_REQUIRED WORK_. Copy nothing but the text: repeat each entry exactly and drop the images.

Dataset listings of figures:
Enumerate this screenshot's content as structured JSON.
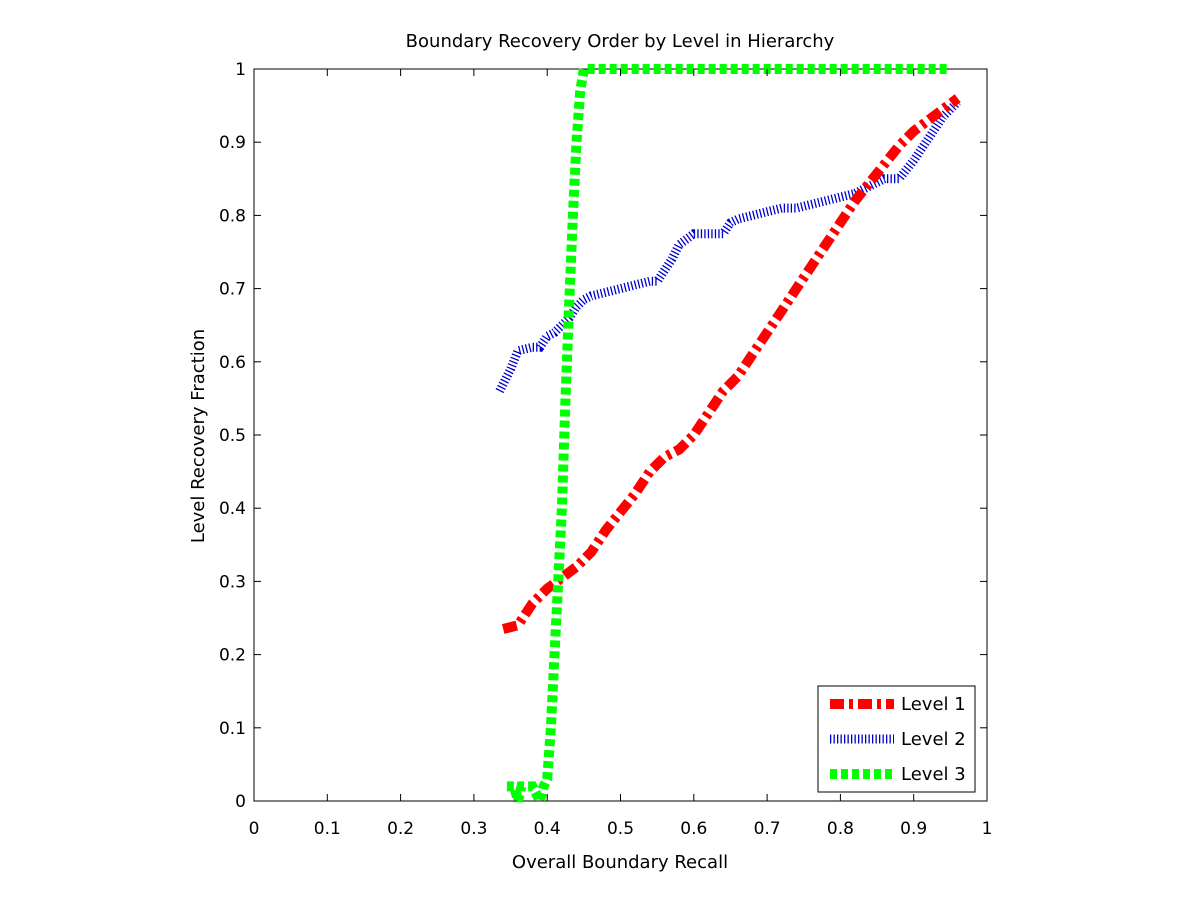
{
  "chart_data": {
    "type": "line",
    "title": "Boundary Recovery Order by Level in Hierarchy",
    "xlabel": "Overall Boundary Recall",
    "ylabel": "Level Recovery Fraction",
    "xlim": [
      0,
      1
    ],
    "ylim": [
      0,
      1
    ],
    "xticks": [
      "0",
      "0.1",
      "0.2",
      "0.3",
      "0.4",
      "0.5",
      "0.6",
      "0.7",
      "0.8",
      "0.9",
      "1"
    ],
    "yticks": [
      "0",
      "0.1",
      "0.2",
      "0.3",
      "0.4",
      "0.5",
      "0.6",
      "0.7",
      "0.8",
      "0.9",
      "1"
    ],
    "grid": false,
    "legend_position": "bottom-right",
    "series": [
      {
        "name": "Level 1",
        "color": "#ff0000",
        "style": "dash-dot",
        "x": [
          0.34,
          0.36,
          0.38,
          0.4,
          0.42,
          0.44,
          0.46,
          0.48,
          0.5,
          0.52,
          0.54,
          0.56,
          0.58,
          0.6,
          0.62,
          0.64,
          0.66,
          0.68,
          0.7,
          0.72,
          0.74,
          0.76,
          0.78,
          0.8,
          0.82,
          0.84,
          0.86,
          0.88,
          0.9,
          0.92,
          0.94,
          0.96
        ],
        "y": [
          0.235,
          0.24,
          0.27,
          0.29,
          0.305,
          0.32,
          0.34,
          0.37,
          0.395,
          0.42,
          0.45,
          0.47,
          0.48,
          0.5,
          0.53,
          0.56,
          0.58,
          0.61,
          0.64,
          0.67,
          0.7,
          0.73,
          0.76,
          0.79,
          0.82,
          0.845,
          0.87,
          0.895,
          0.915,
          0.93,
          0.945,
          0.96
        ]
      },
      {
        "name": "Level 2",
        "color": "#0000cc",
        "style": "dotted",
        "x": [
          0.335,
          0.35,
          0.36,
          0.38,
          0.39,
          0.4,
          0.41,
          0.42,
          0.43,
          0.44,
          0.45,
          0.46,
          0.48,
          0.5,
          0.52,
          0.54,
          0.55,
          0.57,
          0.58,
          0.6,
          0.62,
          0.64,
          0.65,
          0.66,
          0.68,
          0.7,
          0.72,
          0.74,
          0.76,
          0.78,
          0.8,
          0.82,
          0.84,
          0.86,
          0.88,
          0.9,
          0.92,
          0.94,
          0.96
        ],
        "y": [
          0.56,
          0.59,
          0.615,
          0.62,
          0.62,
          0.635,
          0.64,
          0.65,
          0.66,
          0.675,
          0.685,
          0.69,
          0.695,
          0.7,
          0.705,
          0.71,
          0.71,
          0.74,
          0.76,
          0.775,
          0.775,
          0.775,
          0.79,
          0.795,
          0.8,
          0.805,
          0.81,
          0.81,
          0.815,
          0.82,
          0.825,
          0.83,
          0.84,
          0.85,
          0.85,
          0.875,
          0.905,
          0.935,
          0.955
        ]
      },
      {
        "name": "Level 3",
        "color": "#00ff00",
        "style": "dashed",
        "x": [
          0.345,
          0.355,
          0.36,
          0.365,
          0.37,
          0.38,
          0.39,
          0.395,
          0.4,
          0.405,
          0.41,
          0.415,
          0.42,
          0.425,
          0.43,
          0.435,
          0.44,
          0.445,
          0.45,
          0.47,
          0.5,
          0.55,
          0.6,
          0.65,
          0.7,
          0.75,
          0.8,
          0.85,
          0.9,
          0.95
        ],
        "y": [
          0.02,
          0.02,
          0.0,
          0.02,
          0.02,
          0.02,
          0.0,
          0.02,
          0.03,
          0.1,
          0.2,
          0.3,
          0.4,
          0.55,
          0.68,
          0.8,
          0.9,
          0.97,
          1.0,
          1.0,
          1.0,
          1.0,
          1.0,
          1.0,
          1.0,
          1.0,
          1.0,
          1.0,
          1.0,
          1.0
        ]
      }
    ]
  }
}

_TASK OUTPUT_.
Enumerate this screenshot's content as structured JSON.
{
  "chart_data": {
    "type": "line",
    "title": "Boundary Recovery Order by Level in Hierarchy",
    "xlabel": "Overall Boundary Recall",
    "ylabel": "Level Recovery Fraction",
    "xlim": [
      0,
      1
    ],
    "ylim": [
      0,
      1
    ],
    "xticks": [
      "0",
      "0.1",
      "0.2",
      "0.3",
      "0.4",
      "0.5",
      "0.6",
      "0.7",
      "0.8",
      "0.9",
      "1"
    ],
    "yticks": [
      "0",
      "0.1",
      "0.2",
      "0.3",
      "0.4",
      "0.5",
      "0.6",
      "0.7",
      "0.8",
      "0.9",
      "1"
    ],
    "grid": false,
    "legend_position": "bottom-right",
    "series": [
      {
        "name": "Level 1",
        "color": "#ff0000",
        "style": "dash-dot",
        "x": [
          0.34,
          0.36,
          0.38,
          0.4,
          0.42,
          0.44,
          0.46,
          0.48,
          0.5,
          0.52,
          0.54,
          0.56,
          0.58,
          0.6,
          0.62,
          0.64,
          0.66,
          0.68,
          0.7,
          0.72,
          0.74,
          0.76,
          0.78,
          0.8,
          0.82,
          0.84,
          0.86,
          0.88,
          0.9,
          0.92,
          0.94,
          0.96
        ],
        "y": [
          0.235,
          0.24,
          0.27,
          0.29,
          0.305,
          0.32,
          0.34,
          0.37,
          0.395,
          0.42,
          0.45,
          0.47,
          0.48,
          0.5,
          0.53,
          0.56,
          0.58,
          0.61,
          0.64,
          0.67,
          0.7,
          0.73,
          0.76,
          0.79,
          0.82,
          0.845,
          0.87,
          0.895,
          0.915,
          0.93,
          0.945,
          0.96
        ]
      },
      {
        "name": "Level 2",
        "color": "#0000cc",
        "style": "dotted",
        "x": [
          0.335,
          0.35,
          0.36,
          0.38,
          0.39,
          0.4,
          0.41,
          0.42,
          0.43,
          0.44,
          0.45,
          0.46,
          0.48,
          0.5,
          0.52,
          0.54,
          0.55,
          0.57,
          0.58,
          0.6,
          0.62,
          0.64,
          0.65,
          0.66,
          0.68,
          0.7,
          0.72,
          0.74,
          0.76,
          0.78,
          0.8,
          0.82,
          0.84,
          0.86,
          0.88,
          0.9,
          0.92,
          0.94,
          0.96
        ],
        "y": [
          0.56,
          0.59,
          0.615,
          0.62,
          0.62,
          0.635,
          0.64,
          0.65,
          0.66,
          0.675,
          0.685,
          0.69,
          0.695,
          0.7,
          0.705,
          0.71,
          0.71,
          0.74,
          0.76,
          0.775,
          0.775,
          0.775,
          0.79,
          0.795,
          0.8,
          0.805,
          0.81,
          0.81,
          0.815,
          0.82,
          0.825,
          0.83,
          0.84,
          0.85,
          0.85,
          0.875,
          0.905,
          0.935,
          0.955
        ]
      },
      {
        "name": "Level 3",
        "color": "#00ff00",
        "style": "dashed",
        "x": [
          0.345,
          0.355,
          0.36,
          0.365,
          0.37,
          0.38,
          0.39,
          0.395,
          0.4,
          0.405,
          0.41,
          0.415,
          0.42,
          0.425,
          0.43,
          0.435,
          0.44,
          0.445,
          0.45,
          0.47,
          0.5,
          0.55,
          0.6,
          0.65,
          0.7,
          0.75,
          0.8,
          0.85,
          0.9,
          0.95
        ],
        "y": [
          0.02,
          0.02,
          0.0,
          0.02,
          0.02,
          0.02,
          0.0,
          0.02,
          0.03,
          0.1,
          0.2,
          0.3,
          0.4,
          0.55,
          0.68,
          0.8,
          0.9,
          0.97,
          1.0,
          1.0,
          1.0,
          1.0,
          1.0,
          1.0,
          1.0,
          1.0,
          1.0,
          1.0,
          1.0,
          1.0
        ]
      }
    ]
  }
}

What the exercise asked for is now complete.